──────── Dataset extract

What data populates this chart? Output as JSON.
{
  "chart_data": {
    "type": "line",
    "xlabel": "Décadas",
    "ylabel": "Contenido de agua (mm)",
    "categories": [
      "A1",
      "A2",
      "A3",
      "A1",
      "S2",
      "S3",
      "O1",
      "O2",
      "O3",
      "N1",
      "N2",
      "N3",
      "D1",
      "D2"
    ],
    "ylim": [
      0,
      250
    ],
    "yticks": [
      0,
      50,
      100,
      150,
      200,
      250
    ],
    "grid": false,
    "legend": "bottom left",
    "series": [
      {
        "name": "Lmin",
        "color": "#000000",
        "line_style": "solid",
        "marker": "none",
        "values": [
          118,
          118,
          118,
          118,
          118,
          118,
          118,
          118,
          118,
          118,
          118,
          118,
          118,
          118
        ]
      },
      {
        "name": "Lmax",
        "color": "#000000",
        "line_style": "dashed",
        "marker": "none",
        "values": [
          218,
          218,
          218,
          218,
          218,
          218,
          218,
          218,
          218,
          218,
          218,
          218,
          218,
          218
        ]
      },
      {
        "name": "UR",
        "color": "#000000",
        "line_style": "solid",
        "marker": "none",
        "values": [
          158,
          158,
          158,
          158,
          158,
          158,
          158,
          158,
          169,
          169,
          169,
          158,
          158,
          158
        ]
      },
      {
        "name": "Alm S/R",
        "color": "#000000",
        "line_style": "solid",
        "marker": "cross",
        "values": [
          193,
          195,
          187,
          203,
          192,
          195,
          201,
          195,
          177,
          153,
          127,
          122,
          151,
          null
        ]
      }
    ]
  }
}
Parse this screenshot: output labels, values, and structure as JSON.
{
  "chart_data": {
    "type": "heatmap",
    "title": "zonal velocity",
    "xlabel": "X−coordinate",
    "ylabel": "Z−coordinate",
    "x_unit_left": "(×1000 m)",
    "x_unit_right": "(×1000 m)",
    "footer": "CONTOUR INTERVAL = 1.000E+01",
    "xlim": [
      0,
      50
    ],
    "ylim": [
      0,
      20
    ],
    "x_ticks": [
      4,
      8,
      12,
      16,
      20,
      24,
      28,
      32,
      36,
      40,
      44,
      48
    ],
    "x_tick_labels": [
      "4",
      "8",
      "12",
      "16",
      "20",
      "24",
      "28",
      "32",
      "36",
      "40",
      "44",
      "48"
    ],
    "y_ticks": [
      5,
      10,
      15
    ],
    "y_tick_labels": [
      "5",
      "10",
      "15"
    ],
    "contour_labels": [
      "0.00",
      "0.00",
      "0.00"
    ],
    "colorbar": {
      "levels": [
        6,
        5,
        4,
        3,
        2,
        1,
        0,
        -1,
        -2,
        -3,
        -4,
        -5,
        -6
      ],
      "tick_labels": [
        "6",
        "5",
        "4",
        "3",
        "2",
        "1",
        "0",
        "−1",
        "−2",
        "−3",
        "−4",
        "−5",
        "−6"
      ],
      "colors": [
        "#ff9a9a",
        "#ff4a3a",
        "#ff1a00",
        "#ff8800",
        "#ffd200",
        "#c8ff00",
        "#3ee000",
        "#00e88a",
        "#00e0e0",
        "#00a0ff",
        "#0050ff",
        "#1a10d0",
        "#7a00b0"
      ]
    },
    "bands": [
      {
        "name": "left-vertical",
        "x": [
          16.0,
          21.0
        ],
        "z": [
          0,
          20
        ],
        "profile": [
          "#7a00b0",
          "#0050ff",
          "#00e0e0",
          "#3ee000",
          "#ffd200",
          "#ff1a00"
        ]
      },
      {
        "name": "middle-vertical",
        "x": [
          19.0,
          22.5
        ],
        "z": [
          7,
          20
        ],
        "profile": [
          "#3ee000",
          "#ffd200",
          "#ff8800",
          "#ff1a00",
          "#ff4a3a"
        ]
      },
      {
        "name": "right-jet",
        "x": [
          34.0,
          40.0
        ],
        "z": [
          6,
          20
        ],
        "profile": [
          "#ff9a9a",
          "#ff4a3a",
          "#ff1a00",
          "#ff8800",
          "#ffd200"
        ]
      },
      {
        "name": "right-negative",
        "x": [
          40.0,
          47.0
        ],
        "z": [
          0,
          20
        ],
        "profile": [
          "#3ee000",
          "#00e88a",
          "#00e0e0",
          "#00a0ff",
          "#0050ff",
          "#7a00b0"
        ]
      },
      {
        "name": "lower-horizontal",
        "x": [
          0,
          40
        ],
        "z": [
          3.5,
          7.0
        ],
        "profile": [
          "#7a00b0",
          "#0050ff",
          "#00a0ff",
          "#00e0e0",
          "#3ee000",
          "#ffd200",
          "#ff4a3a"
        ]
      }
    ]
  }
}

────────────────

## Exercise instructions
Produce a verbatim transcription of the entries above.

## The reply
What data populates this chart? Output as JSON.
{
  "chart_data": {
    "type": "line",
    "xlabel": "Décadas",
    "ylabel": "Contenido de agua (mm)",
    "categories": [
      "A1",
      "A2",
      "A3",
      "A1",
      "S2",
      "S3",
      "O1",
      "O2",
      "O3",
      "N1",
      "N2",
      "N3",
      "D1",
      "D2"
    ],
    "ylim": [
      0,
      250
    ],
    "yticks": [
      0,
      50,
      100,
      150,
      200,
      250
    ],
    "grid": false,
    "legend": "bottom left",
    "series": [
      {
        "name": "Lmin",
        "color": "#000000",
        "line_style": "solid",
        "marker": "none",
        "values": [
          118,
          118,
          118,
          118,
          118,
          118,
          118,
          118,
          118,
          118,
          118,
          118,
          118,
          118
        ]
      },
      {
        "name": "Lmax",
        "color": "#000000",
        "line_style": "dashed",
        "marker": "none",
        "values": [
          218,
          218,
          218,
          218,
          218,
          218,
          218,
          218,
          218,
          218,
          218,
          218,
          218,
          218
        ]
      },
      {
        "name": "UR",
        "color": "#000000",
        "line_style": "solid",
        "marker": "none",
        "values": [
          158,
          158,
          158,
          158,
          158,
          158,
          158,
          158,
          169,
          169,
          169,
          158,
          158,
          158
        ]
      },
      {
        "name": "Alm S/R",
        "color": "#000000",
        "line_style": "solid",
        "marker": "cross",
        "values": [
          193,
          195,
          187,
          203,
          192,
          195,
          201,
          195,
          177,
          153,
          127,
          122,
          151,
          null
        ]
      }
    ]
  }
}
Parse this screenshot: output labels, values, and structure as JSON.
{
  "chart_data": {
    "type": "heatmap",
    "title": "zonal velocity",
    "xlabel": "X−coordinate",
    "ylabel": "Z−coordinate",
    "x_unit_left": "(×1000 m)",
    "x_unit_right": "(×1000 m)",
    "footer": "CONTOUR INTERVAL = 1.000E+01",
    "xlim": [
      0,
      50
    ],
    "ylim": [
      0,
      20
    ],
    "x_ticks": [
      4,
      8,
      12,
      16,
      20,
      24,
      28,
      32,
      36,
      40,
      44,
      48
    ],
    "x_tick_labels": [
      "4",
      "8",
      "12",
      "16",
      "20",
      "24",
      "28",
      "32",
      "36",
      "40",
      "44",
      "48"
    ],
    "y_ticks": [
      5,
      10,
      15
    ],
    "y_tick_labels": [
      "5",
      "10",
      "15"
    ],
    "contour_labels": [
      "0.00",
      "0.00",
      "0.00"
    ],
    "colorbar": {
      "levels": [
        6,
        5,
        4,
        3,
        2,
        1,
        0,
        -1,
        -2,
        -3,
        -4,
        -5,
        -6
      ],
      "tick_labels": [
        "6",
        "5",
        "4",
        "3",
        "2",
        "1",
        "0",
        "−1",
        "−2",
        "−3",
        "−4",
        "−5",
        "−6"
      ],
      "colors": [
        "#ff9a9a",
        "#ff4a3a",
        "#ff1a00",
        "#ff8800",
        "#ffd200",
        "#c8ff00",
        "#3ee000",
        "#00e88a",
        "#00e0e0",
        "#00a0ff",
        "#0050ff",
        "#1a10d0",
        "#7a00b0"
      ]
    },
    "bands": [
      {
        "name": "left-vertical",
        "x": [
          16.0,
          21.0
        ],
        "z": [
          0,
          20
        ],
        "profile": [
          "#7a00b0",
          "#0050ff",
          "#00e0e0",
          "#3ee000",
          "#ffd200",
          "#ff1a00"
        ]
      },
      {
        "name": "middle-vertical",
        "x": [
          19.0,
          22.5
        ],
        "z": [
          7,
          20
        ],
        "profile": [
          "#3ee000",
          "#ffd200",
          "#ff8800",
          "#ff1a00",
          "#ff4a3a"
        ]
      },
      {
        "name": "right-jet",
        "x": [
          34.0,
          40.0
        ],
        "z": [
          6,
          20
        ],
        "profile": [
          "#ff9a9a",
          "#ff4a3a",
          "#ff1a00",
          "#ff8800",
          "#ffd200"
        ]
      },
      {
        "name": "right-negative",
        "x": [
          40.0,
          47.0
        ],
        "z": [
          0,
          20
        ],
        "profile": [
          "#3ee000",
          "#00e88a",
          "#00e0e0",
          "#00a0ff",
          "#0050ff",
          "#7a00b0"
        ]
      },
      {
        "name": "lower-horizontal",
        "x": [
          0,
          40
        ],
        "z": [
          3.5,
          7.0
        ],
        "profile": [
          "#7a00b0",
          "#0050ff",
          "#00a0ff",
          "#00e0e0",
          "#3ee000",
          "#ffd200",
          "#ff4a3a"
        ]
      }
    ]
  }
}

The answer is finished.